- _STATED EXERCISE_
Exactly as they appear, output all of the records. Skip any images.

- _RECORDS FOR THE EXERCISE_

--

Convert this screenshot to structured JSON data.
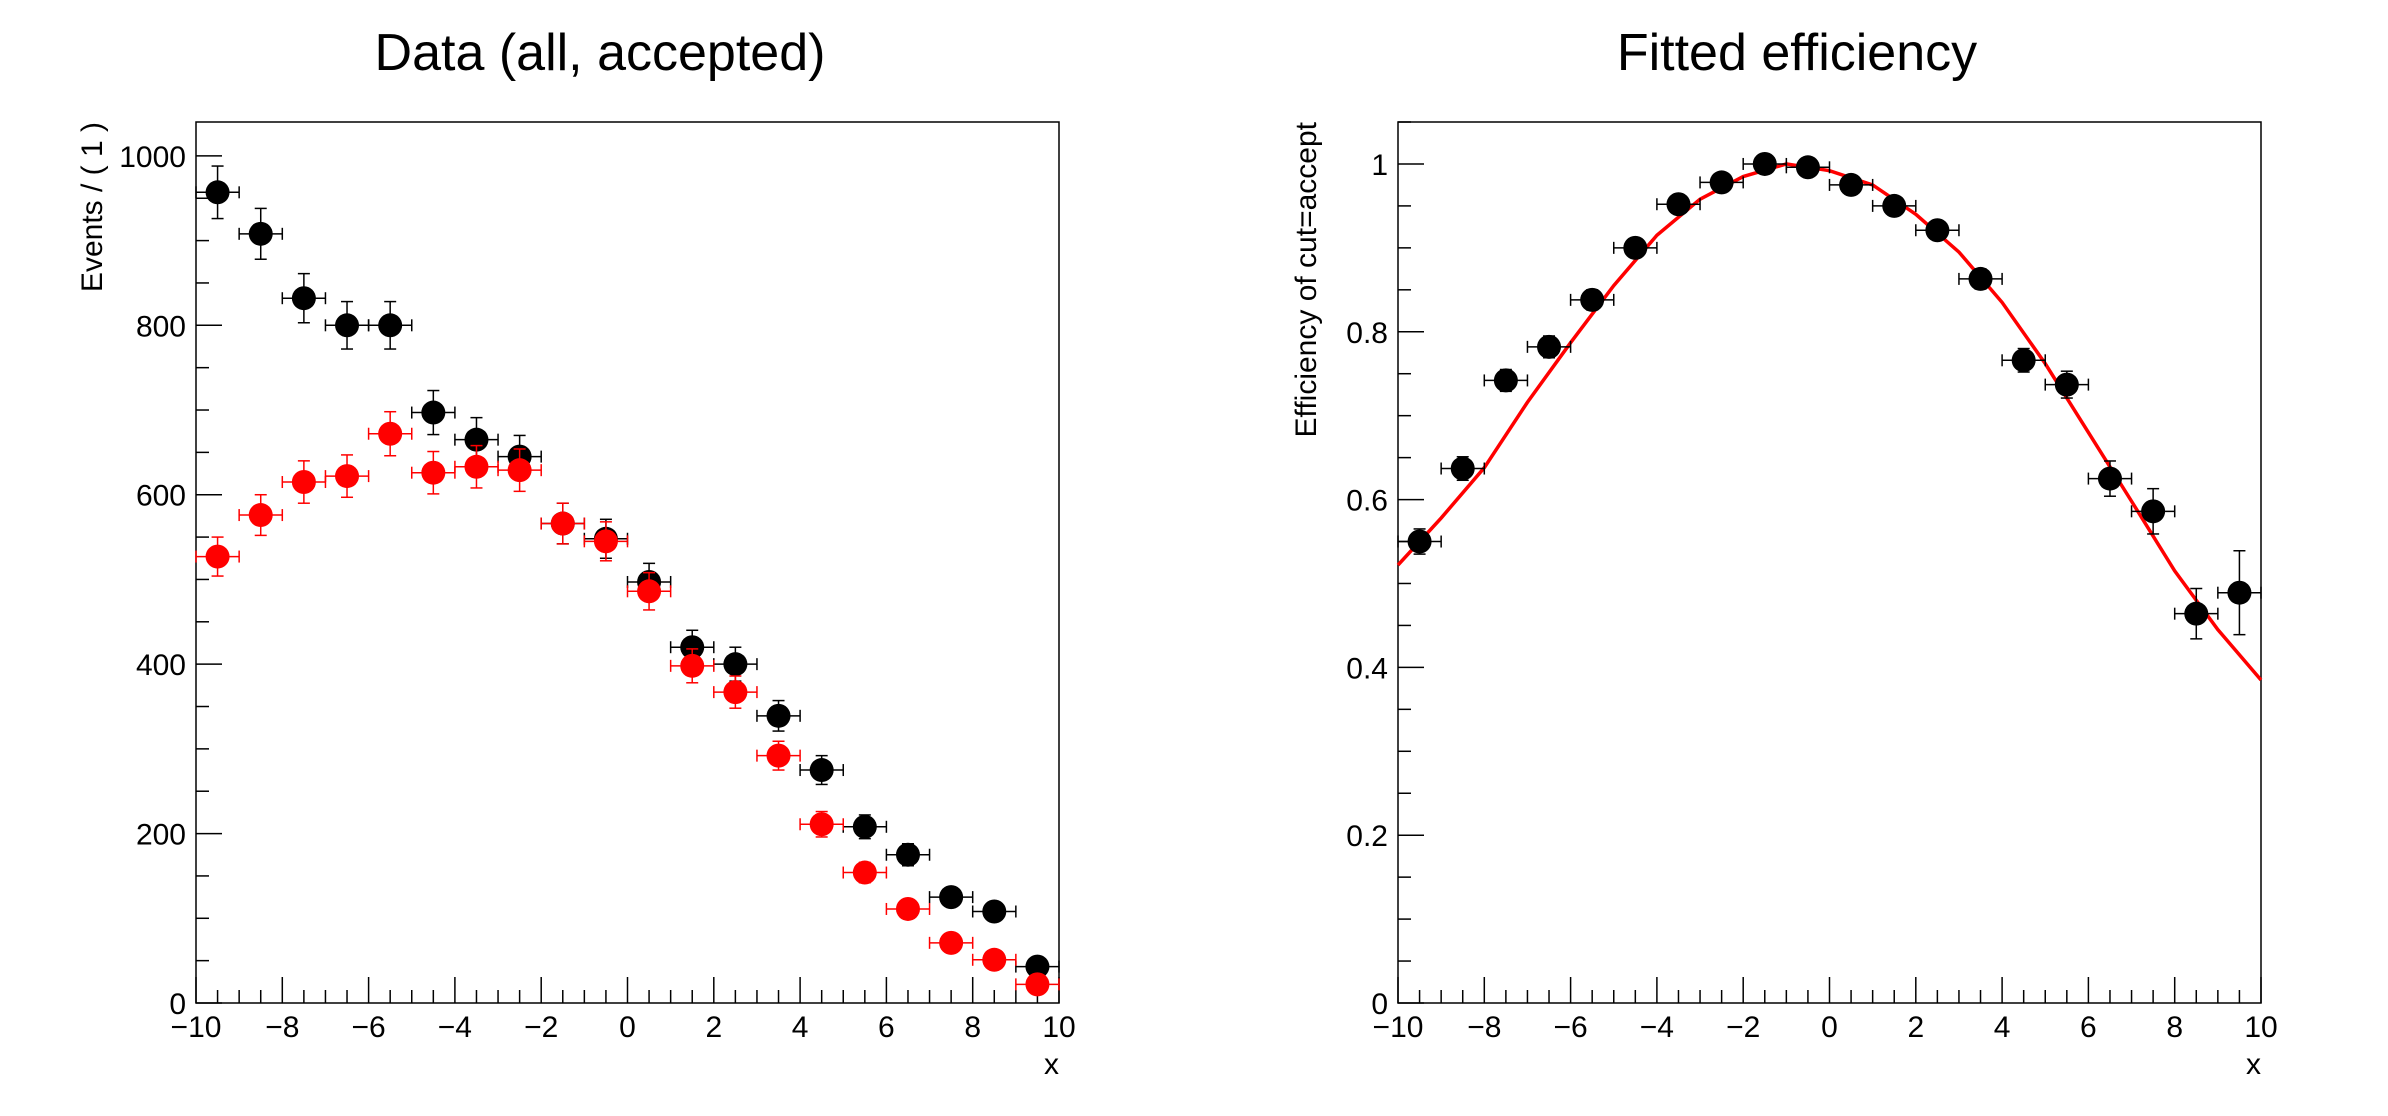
{
  "chart_data": [
    {
      "type": "scatter",
      "title": "Data (all, accepted)",
      "xlabel": "x",
      "ylabel": "Events / ( 1 )",
      "xlim": [
        -10,
        10
      ],
      "ylim": [
        0,
        1040
      ],
      "x_ticks": [
        "−10",
        "−8",
        "−6",
        "−4",
        "−2",
        "0",
        "2",
        "4",
        "6",
        "8",
        "10"
      ],
      "y_ticks": [
        "0",
        "200",
        "400",
        "600",
        "800",
        "1000"
      ],
      "x": [
        -9.5,
        -8.5,
        -7.5,
        -6.5,
        -5.5,
        -4.5,
        -3.5,
        -2.5,
        -1.5,
        -0.5,
        0.5,
        1.5,
        2.5,
        3.5,
        4.5,
        5.5,
        6.5,
        7.5,
        8.5,
        9.5
      ],
      "xerr": 0.5,
      "series": [
        {
          "color": "#000000",
          "values": [
            957,
            908,
            832,
            800,
            800,
            697,
            665,
            645,
            566,
            548,
            497,
            420,
            400,
            339,
            275,
            208,
            175,
            125,
            108,
            43
          ],
          "yerr": [
            31,
            30,
            29,
            28,
            28,
            26,
            26,
            25,
            24,
            23,
            22,
            20,
            20,
            18,
            17,
            14,
            13,
            11,
            10,
            7
          ]
        },
        {
          "color": "#ff0000",
          "values": [
            527,
            576,
            615,
            622,
            672,
            626,
            633,
            629,
            566,
            545,
            486,
            398,
            367,
            292,
            211,
            154,
            111,
            71,
            51,
            22
          ],
          "yerr": [
            23,
            24,
            25,
            25,
            26,
            25,
            25,
            25,
            24,
            23,
            22,
            20,
            19,
            17,
            15,
            12,
            11,
            8,
            7,
            5
          ]
        }
      ],
      "grid": false
    },
    {
      "type": "scatter",
      "title": "Fitted efficiency",
      "xlabel": "x",
      "ylabel": "Efficiency of cut=accept",
      "xlim": [
        -10,
        10
      ],
      "ylim": [
        0,
        1.05
      ],
      "x_ticks": [
        "−10",
        "−8",
        "−6",
        "−4",
        "−2",
        "0",
        "2",
        "4",
        "6",
        "8",
        "10"
      ],
      "y_ticks": [
        "0",
        "0.2",
        "0.4",
        "0.6",
        "0.8",
        "1"
      ],
      "x": [
        -9.5,
        -8.5,
        -7.5,
        -6.5,
        -5.5,
        -4.5,
        -3.5,
        -2.5,
        -1.5,
        -0.5,
        0.5,
        1.5,
        2.5,
        3.5,
        4.5,
        5.5,
        6.5,
        7.5,
        8.5,
        9.5
      ],
      "xerr": 0.5,
      "series": [
        {
          "color": "#000000",
          "values": [
            0.55,
            0.637,
            0.742,
            0.782,
            0.838,
            0.9,
            0.952,
            0.978,
            1.0,
            0.996,
            0.975,
            0.95,
            0.921,
            0.863,
            0.766,
            0.737,
            0.625,
            0.586,
            0.464,
            0.489
          ],
          "yerr": [
            0.015,
            0.014,
            0.013,
            0.013,
            0.012,
            0.01,
            0.008,
            0.006,
            0.002,
            0.003,
            0.006,
            0.008,
            0.01,
            0.012,
            0.014,
            0.016,
            0.021,
            0.027,
            0.03,
            0.05
          ]
        }
      ],
      "fit": {
        "color": "#ff0000",
        "x": [
          -10,
          -9,
          -8,
          -7,
          -6,
          -5,
          -4,
          -3,
          -2,
          -1,
          0,
          1,
          2,
          3,
          4,
          5,
          6,
          7,
          8,
          9,
          10
        ],
        "y": [
          0.522,
          0.578,
          0.638,
          0.716,
          0.787,
          0.855,
          0.915,
          0.958,
          0.985,
          1.0,
          0.992,
          0.975,
          0.94,
          0.895,
          0.835,
          0.762,
          0.68,
          0.598,
          0.515,
          0.445,
          0.385
        ]
      },
      "grid": false
    }
  ]
}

--

- _TASK RESPONSE_
Convert this screenshot to structured JSON data.
{
  "chart_data": [
    {
      "type": "scatter",
      "title": "Data (all, accepted)",
      "xlabel": "x",
      "ylabel": "Events / ( 1 )",
      "xlim": [
        -10,
        10
      ],
      "ylim": [
        0,
        1040
      ],
      "x_ticks": [
        "−10",
        "−8",
        "−6",
        "−4",
        "−2",
        "0",
        "2",
        "4",
        "6",
        "8",
        "10"
      ],
      "y_ticks": [
        "0",
        "200",
        "400",
        "600",
        "800",
        "1000"
      ],
      "x": [
        -9.5,
        -8.5,
        -7.5,
        -6.5,
        -5.5,
        -4.5,
        -3.5,
        -2.5,
        -1.5,
        -0.5,
        0.5,
        1.5,
        2.5,
        3.5,
        4.5,
        5.5,
        6.5,
        7.5,
        8.5,
        9.5
      ],
      "xerr": 0.5,
      "series": [
        {
          "color": "#000000",
          "values": [
            957,
            908,
            832,
            800,
            800,
            697,
            665,
            645,
            566,
            548,
            497,
            420,
            400,
            339,
            275,
            208,
            175,
            125,
            108,
            43
          ],
          "yerr": [
            31,
            30,
            29,
            28,
            28,
            26,
            26,
            25,
            24,
            23,
            22,
            20,
            20,
            18,
            17,
            14,
            13,
            11,
            10,
            7
          ]
        },
        {
          "color": "#ff0000",
          "values": [
            527,
            576,
            615,
            622,
            672,
            626,
            633,
            629,
            566,
            545,
            486,
            398,
            367,
            292,
            211,
            154,
            111,
            71,
            51,
            22
          ],
          "yerr": [
            23,
            24,
            25,
            25,
            26,
            25,
            25,
            25,
            24,
            23,
            22,
            20,
            19,
            17,
            15,
            12,
            11,
            8,
            7,
            5
          ]
        }
      ],
      "grid": false
    },
    {
      "type": "scatter",
      "title": "Fitted efficiency",
      "xlabel": "x",
      "ylabel": "Efficiency of cut=accept",
      "xlim": [
        -10,
        10
      ],
      "ylim": [
        0,
        1.05
      ],
      "x_ticks": [
        "−10",
        "−8",
        "−6",
        "−4",
        "−2",
        "0",
        "2",
        "4",
        "6",
        "8",
        "10"
      ],
      "y_ticks": [
        "0",
        "0.2",
        "0.4",
        "0.6",
        "0.8",
        "1"
      ],
      "x": [
        -9.5,
        -8.5,
        -7.5,
        -6.5,
        -5.5,
        -4.5,
        -3.5,
        -2.5,
        -1.5,
        -0.5,
        0.5,
        1.5,
        2.5,
        3.5,
        4.5,
        5.5,
        6.5,
        7.5,
        8.5,
        9.5
      ],
      "xerr": 0.5,
      "series": [
        {
          "color": "#000000",
          "values": [
            0.55,
            0.637,
            0.742,
            0.782,
            0.838,
            0.9,
            0.952,
            0.978,
            1.0,
            0.996,
            0.975,
            0.95,
            0.921,
            0.863,
            0.766,
            0.737,
            0.625,
            0.586,
            0.464,
            0.489
          ],
          "yerr": [
            0.015,
            0.014,
            0.013,
            0.013,
            0.012,
            0.01,
            0.008,
            0.006,
            0.002,
            0.003,
            0.006,
            0.008,
            0.01,
            0.012,
            0.014,
            0.016,
            0.021,
            0.027,
            0.03,
            0.05
          ]
        }
      ],
      "fit": {
        "color": "#ff0000",
        "x": [
          -10,
          -9,
          -8,
          -7,
          -6,
          -5,
          -4,
          -3,
          -2,
          -1,
          0,
          1,
          2,
          3,
          4,
          5,
          6,
          7,
          8,
          9,
          10
        ],
        "y": [
          0.522,
          0.578,
          0.638,
          0.716,
          0.787,
          0.855,
          0.915,
          0.958,
          0.985,
          1.0,
          0.992,
          0.975,
          0.94,
          0.895,
          0.835,
          0.762,
          0.68,
          0.598,
          0.515,
          0.445,
          0.385
        ]
      },
      "grid": false
    }
  ]
}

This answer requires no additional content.